Filter the records below down to lines containing "this".

**Provided entries**
==========
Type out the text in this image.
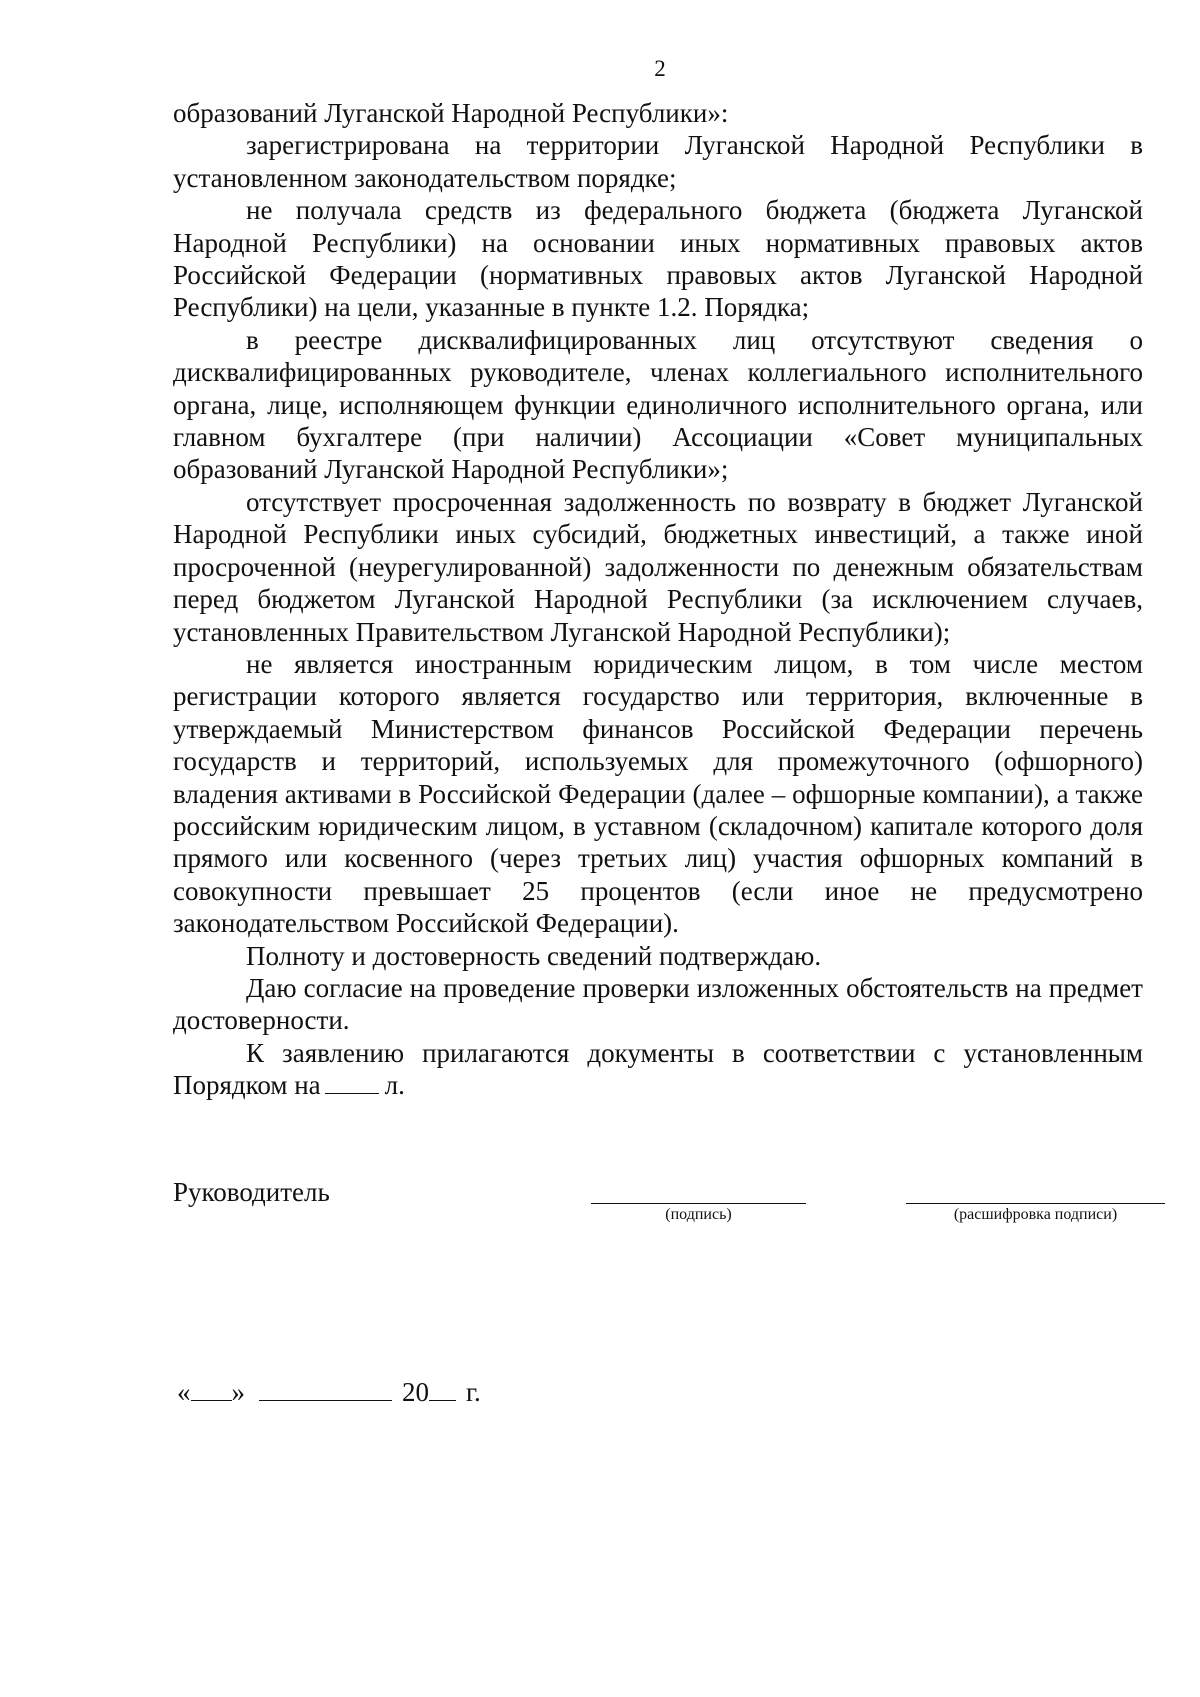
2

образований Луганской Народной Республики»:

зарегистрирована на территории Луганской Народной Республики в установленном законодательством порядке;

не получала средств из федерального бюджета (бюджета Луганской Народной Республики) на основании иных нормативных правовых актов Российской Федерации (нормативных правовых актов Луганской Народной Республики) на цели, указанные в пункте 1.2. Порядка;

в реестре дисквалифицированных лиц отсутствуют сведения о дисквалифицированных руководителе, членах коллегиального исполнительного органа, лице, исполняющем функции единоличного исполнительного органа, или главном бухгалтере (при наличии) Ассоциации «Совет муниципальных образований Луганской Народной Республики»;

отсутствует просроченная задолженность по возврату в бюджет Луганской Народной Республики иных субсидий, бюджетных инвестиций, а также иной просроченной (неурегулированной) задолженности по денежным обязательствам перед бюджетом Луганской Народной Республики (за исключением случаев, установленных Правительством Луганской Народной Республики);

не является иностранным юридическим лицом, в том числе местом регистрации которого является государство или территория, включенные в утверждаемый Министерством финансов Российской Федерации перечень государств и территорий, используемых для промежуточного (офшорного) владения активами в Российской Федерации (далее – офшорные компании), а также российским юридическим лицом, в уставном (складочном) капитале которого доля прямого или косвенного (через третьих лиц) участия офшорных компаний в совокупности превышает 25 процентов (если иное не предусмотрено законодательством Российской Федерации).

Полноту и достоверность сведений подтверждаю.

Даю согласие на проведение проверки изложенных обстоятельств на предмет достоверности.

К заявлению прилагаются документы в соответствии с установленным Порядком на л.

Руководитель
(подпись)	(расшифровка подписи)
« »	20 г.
==========
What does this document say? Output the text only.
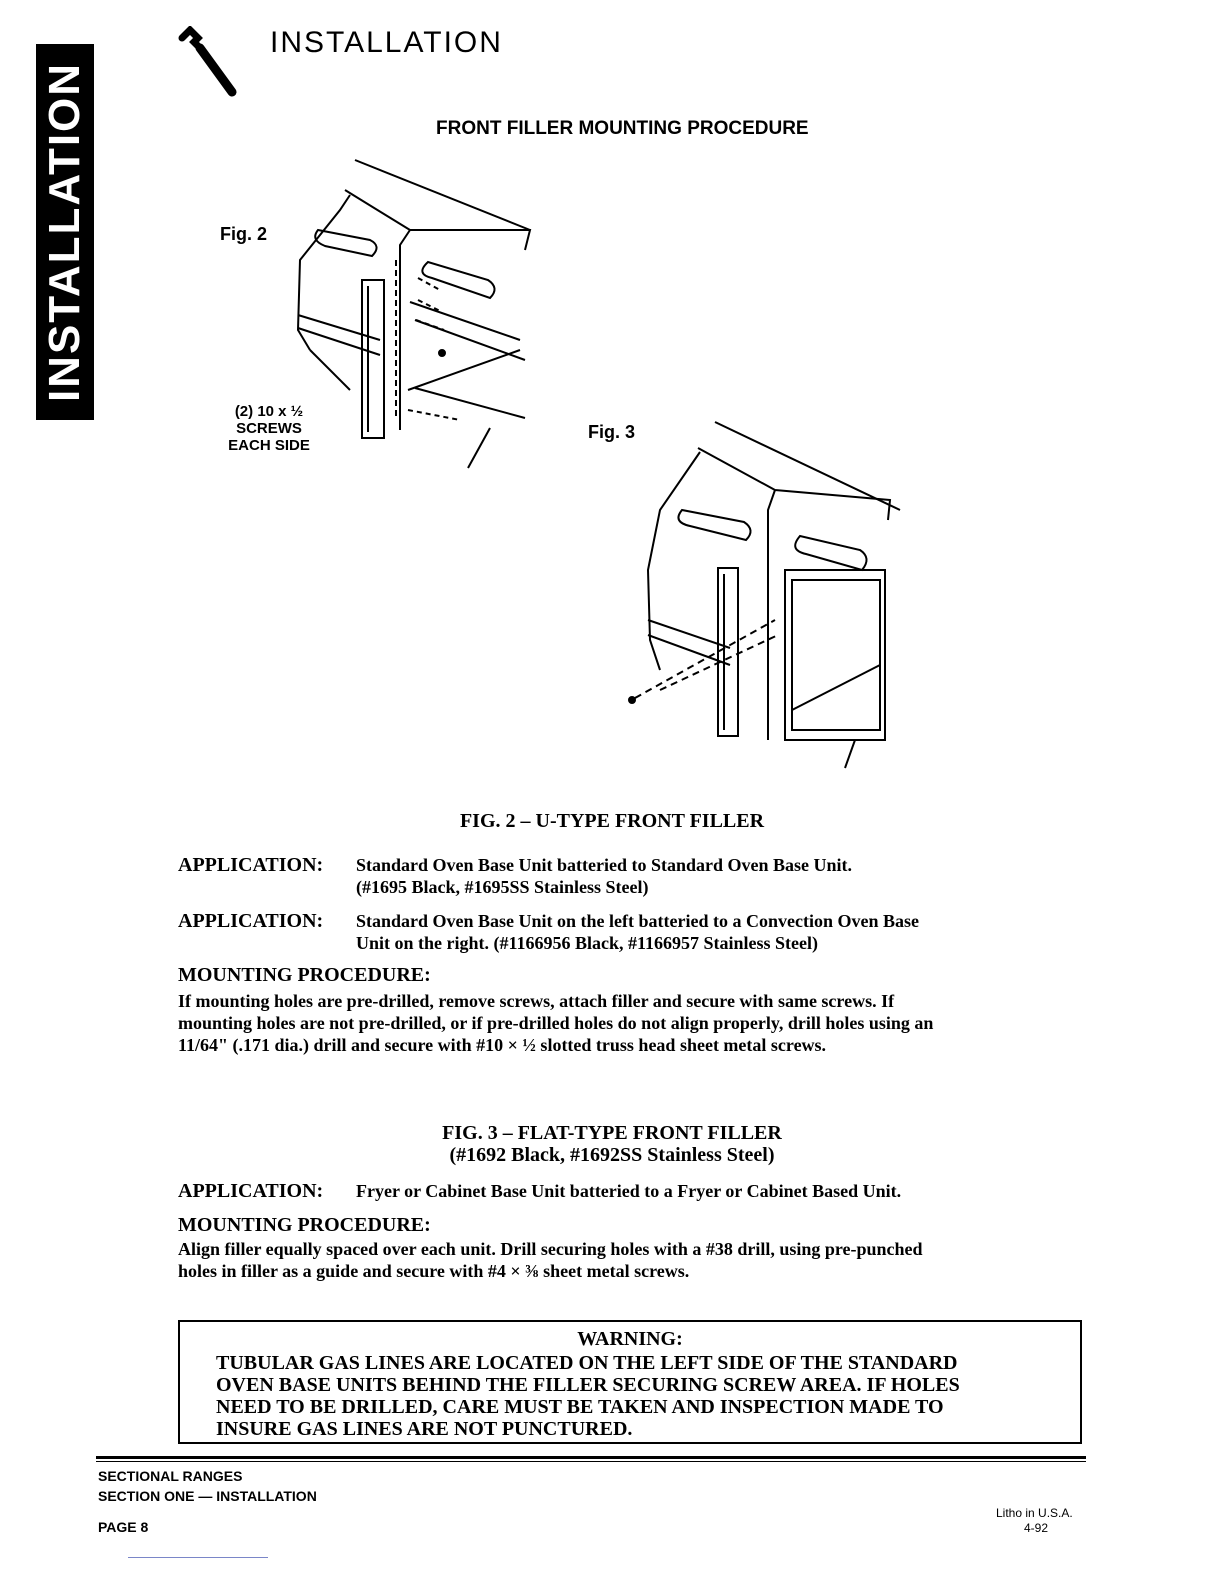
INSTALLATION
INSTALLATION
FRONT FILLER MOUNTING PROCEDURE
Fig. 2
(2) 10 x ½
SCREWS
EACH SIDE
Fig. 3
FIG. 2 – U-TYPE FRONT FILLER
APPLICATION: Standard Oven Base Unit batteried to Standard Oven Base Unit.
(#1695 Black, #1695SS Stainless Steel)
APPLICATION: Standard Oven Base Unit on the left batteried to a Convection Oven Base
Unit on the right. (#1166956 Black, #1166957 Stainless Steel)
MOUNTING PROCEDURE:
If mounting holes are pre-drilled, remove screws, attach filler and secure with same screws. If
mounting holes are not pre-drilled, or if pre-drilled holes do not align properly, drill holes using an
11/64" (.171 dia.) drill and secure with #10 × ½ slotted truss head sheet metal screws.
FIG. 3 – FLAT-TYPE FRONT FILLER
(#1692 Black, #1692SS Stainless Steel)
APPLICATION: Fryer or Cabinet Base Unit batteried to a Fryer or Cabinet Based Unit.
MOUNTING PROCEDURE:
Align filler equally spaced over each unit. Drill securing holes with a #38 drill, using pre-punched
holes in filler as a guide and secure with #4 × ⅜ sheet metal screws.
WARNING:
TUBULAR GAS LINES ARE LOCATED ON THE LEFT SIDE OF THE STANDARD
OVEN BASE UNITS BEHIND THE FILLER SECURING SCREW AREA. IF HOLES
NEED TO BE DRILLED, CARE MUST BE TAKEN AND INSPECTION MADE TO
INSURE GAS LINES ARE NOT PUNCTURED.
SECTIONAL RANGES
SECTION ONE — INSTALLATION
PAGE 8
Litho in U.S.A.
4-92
==========
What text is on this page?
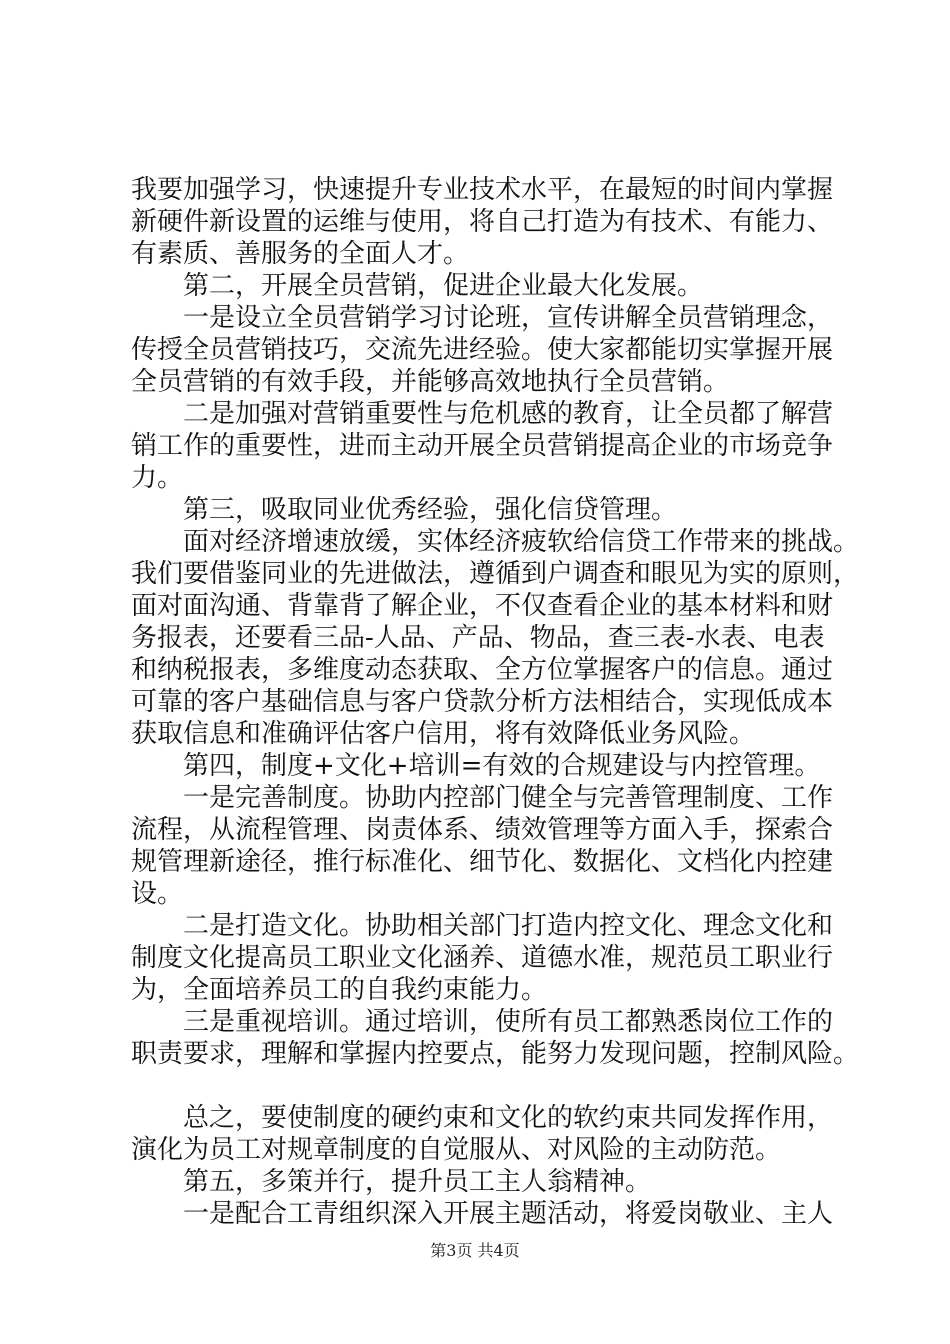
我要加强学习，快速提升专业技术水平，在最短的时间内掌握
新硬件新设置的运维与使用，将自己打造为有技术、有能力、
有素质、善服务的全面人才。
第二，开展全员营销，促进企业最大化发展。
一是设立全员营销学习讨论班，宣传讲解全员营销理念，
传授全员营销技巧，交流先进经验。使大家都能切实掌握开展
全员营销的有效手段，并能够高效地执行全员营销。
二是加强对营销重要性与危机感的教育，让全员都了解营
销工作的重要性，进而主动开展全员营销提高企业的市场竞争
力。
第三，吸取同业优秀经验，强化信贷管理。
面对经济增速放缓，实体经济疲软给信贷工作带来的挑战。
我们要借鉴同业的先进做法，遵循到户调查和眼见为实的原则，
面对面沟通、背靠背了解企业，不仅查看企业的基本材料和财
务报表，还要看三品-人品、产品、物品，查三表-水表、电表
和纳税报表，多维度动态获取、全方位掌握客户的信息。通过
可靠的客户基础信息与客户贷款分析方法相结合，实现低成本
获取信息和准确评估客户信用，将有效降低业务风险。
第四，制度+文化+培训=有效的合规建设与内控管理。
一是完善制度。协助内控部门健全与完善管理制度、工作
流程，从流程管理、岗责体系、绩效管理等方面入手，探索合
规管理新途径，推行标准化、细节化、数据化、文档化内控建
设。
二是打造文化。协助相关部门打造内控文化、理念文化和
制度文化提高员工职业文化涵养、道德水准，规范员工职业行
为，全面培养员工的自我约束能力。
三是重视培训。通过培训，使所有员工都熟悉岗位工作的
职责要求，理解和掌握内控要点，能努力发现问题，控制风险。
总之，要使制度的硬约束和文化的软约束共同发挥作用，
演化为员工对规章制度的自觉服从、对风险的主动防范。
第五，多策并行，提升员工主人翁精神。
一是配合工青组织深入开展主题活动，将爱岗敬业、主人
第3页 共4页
==========
**Correct answer**
Type out the text in this image.
What does this document say? Output the text only.
What text is on this page?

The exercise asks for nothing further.